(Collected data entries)
<<<<
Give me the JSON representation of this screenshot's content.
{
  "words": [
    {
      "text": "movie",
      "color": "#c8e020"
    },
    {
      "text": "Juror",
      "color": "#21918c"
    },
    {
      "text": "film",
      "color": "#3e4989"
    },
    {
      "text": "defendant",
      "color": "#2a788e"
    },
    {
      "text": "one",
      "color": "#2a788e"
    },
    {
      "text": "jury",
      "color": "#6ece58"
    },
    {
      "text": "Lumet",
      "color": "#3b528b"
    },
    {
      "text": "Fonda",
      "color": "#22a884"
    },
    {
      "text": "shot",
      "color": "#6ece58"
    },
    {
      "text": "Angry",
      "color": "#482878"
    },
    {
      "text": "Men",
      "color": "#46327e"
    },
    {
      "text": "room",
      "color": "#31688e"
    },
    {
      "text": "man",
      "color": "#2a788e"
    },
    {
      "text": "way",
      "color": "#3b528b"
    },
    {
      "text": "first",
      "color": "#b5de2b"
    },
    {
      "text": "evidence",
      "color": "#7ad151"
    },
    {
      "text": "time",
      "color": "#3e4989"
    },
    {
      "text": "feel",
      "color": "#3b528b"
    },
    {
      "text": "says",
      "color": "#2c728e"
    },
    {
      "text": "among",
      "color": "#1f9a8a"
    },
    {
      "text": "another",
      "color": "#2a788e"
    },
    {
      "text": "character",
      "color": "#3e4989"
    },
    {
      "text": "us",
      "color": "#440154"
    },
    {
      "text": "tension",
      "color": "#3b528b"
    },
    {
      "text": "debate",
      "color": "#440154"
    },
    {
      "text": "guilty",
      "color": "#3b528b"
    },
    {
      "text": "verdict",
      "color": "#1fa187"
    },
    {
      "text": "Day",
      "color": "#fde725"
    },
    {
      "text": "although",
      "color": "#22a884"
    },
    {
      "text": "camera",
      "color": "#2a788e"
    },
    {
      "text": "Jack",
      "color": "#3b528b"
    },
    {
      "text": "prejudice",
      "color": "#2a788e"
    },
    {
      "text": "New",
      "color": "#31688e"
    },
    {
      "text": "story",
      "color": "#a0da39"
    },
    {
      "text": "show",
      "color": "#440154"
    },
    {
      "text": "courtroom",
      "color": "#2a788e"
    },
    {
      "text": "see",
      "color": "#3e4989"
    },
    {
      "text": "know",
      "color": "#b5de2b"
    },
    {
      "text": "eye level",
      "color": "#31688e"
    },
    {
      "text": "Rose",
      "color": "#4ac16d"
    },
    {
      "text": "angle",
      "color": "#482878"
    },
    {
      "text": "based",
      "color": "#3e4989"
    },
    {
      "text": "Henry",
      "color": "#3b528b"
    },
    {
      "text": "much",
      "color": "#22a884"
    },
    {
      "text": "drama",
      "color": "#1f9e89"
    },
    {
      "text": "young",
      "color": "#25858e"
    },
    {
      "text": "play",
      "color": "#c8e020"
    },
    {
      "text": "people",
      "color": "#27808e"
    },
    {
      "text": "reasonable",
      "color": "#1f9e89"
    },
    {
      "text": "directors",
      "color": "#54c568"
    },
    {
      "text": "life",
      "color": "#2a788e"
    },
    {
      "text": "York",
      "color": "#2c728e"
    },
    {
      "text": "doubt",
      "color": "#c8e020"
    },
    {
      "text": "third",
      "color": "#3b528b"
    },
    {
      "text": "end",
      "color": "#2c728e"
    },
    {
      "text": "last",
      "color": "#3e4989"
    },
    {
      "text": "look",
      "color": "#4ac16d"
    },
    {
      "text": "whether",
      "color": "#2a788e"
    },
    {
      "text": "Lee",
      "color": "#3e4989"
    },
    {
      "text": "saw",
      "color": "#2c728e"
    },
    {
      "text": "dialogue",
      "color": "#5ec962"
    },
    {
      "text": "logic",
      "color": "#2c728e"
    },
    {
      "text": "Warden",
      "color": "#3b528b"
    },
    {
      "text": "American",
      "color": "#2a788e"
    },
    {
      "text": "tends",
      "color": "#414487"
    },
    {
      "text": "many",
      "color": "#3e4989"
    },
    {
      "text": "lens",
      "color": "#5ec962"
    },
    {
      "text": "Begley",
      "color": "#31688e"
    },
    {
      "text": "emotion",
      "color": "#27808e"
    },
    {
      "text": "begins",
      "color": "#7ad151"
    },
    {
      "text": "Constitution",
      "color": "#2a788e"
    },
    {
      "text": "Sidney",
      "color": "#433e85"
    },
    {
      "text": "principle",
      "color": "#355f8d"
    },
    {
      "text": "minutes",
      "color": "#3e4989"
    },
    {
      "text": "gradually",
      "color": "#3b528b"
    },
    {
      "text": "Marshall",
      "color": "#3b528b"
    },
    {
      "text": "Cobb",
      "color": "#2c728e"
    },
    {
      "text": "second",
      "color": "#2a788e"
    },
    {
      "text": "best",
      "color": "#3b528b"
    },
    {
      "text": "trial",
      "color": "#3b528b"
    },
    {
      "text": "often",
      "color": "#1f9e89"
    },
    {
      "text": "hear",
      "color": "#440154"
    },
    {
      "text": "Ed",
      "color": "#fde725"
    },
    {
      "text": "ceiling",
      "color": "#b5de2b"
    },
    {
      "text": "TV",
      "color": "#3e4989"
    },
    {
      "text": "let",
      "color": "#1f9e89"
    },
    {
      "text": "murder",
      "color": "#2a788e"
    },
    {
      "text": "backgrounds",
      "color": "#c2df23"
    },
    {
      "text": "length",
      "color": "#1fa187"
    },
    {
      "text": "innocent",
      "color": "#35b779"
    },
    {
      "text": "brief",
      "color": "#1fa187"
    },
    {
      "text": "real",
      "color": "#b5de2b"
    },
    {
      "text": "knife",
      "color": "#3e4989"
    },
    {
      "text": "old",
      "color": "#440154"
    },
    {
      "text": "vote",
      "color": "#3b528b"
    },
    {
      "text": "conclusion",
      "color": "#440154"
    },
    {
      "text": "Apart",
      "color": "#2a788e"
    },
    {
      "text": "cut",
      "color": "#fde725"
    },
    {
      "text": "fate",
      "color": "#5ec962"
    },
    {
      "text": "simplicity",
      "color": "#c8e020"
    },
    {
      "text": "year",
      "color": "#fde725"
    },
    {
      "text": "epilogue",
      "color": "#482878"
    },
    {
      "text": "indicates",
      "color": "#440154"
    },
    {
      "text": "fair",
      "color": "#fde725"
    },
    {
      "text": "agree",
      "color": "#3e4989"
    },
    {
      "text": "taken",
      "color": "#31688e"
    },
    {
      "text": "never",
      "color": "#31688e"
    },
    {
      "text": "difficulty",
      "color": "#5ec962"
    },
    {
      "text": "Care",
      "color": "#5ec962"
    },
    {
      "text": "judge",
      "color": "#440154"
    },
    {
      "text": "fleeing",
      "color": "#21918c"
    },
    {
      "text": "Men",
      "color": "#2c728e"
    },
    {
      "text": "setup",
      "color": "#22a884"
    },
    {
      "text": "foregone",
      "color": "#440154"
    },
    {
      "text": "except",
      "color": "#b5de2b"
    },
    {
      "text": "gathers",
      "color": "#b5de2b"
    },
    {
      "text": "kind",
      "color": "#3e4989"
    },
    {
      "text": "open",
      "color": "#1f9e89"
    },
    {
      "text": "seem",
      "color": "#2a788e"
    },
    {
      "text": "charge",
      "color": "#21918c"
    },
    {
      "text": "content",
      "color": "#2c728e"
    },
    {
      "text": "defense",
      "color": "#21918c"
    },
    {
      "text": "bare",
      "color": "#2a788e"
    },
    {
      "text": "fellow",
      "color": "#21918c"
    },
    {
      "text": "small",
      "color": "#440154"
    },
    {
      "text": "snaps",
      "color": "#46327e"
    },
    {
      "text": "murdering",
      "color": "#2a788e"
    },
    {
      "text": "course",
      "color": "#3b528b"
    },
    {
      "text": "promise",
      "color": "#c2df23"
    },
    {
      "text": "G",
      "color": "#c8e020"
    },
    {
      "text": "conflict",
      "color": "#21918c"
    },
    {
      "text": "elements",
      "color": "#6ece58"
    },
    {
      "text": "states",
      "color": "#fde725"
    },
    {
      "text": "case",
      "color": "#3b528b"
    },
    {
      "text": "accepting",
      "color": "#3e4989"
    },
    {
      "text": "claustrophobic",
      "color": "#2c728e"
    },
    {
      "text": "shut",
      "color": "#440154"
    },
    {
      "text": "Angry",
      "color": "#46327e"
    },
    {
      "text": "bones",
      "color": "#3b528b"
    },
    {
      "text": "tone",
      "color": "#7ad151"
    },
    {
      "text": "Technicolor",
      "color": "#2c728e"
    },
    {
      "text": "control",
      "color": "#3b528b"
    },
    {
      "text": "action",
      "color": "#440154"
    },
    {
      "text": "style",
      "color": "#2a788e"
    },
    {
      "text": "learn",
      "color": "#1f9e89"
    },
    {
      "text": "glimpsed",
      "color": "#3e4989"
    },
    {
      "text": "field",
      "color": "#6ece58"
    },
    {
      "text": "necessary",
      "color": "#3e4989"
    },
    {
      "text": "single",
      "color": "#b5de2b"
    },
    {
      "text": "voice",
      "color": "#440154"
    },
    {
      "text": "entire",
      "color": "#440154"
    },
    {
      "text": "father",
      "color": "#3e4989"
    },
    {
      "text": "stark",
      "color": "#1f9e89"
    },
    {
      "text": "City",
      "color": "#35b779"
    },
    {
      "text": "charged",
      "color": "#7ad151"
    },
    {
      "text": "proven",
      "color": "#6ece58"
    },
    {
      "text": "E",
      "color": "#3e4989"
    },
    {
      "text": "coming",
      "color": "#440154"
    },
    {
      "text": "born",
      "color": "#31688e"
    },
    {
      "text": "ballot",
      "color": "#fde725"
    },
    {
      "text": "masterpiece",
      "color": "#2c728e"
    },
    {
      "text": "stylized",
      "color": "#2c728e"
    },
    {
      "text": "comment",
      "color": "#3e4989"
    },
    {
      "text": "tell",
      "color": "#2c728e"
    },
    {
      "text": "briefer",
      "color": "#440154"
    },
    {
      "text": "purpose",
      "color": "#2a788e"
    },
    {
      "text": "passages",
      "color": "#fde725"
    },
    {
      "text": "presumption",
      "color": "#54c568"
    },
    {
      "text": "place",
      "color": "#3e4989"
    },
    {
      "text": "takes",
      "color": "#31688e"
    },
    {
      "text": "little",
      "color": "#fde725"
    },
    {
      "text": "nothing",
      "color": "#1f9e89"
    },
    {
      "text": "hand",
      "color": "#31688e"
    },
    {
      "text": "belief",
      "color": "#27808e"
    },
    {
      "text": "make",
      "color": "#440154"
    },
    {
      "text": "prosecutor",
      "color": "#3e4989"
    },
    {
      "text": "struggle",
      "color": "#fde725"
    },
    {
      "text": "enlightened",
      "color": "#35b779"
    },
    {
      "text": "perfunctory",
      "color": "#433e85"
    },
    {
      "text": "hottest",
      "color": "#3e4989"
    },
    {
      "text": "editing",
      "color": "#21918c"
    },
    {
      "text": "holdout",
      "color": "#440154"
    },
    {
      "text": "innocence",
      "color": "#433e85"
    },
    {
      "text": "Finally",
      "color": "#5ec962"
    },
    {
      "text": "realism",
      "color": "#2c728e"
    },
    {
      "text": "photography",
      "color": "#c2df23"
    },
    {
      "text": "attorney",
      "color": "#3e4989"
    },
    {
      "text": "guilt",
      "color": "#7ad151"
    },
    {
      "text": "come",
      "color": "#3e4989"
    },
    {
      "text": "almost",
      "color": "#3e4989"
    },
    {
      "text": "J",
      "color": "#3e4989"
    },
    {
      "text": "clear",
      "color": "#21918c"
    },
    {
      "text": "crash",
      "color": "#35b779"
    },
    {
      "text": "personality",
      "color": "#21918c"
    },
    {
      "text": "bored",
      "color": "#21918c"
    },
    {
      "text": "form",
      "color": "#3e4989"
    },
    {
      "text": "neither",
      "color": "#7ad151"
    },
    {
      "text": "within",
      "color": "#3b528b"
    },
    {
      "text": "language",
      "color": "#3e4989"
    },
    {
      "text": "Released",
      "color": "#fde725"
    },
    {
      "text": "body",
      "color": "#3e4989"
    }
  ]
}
>>>>
Look through the data and gather every line with the string "content" in it.

Give me the JSON representation of this screenshot's content.
      "text": "content",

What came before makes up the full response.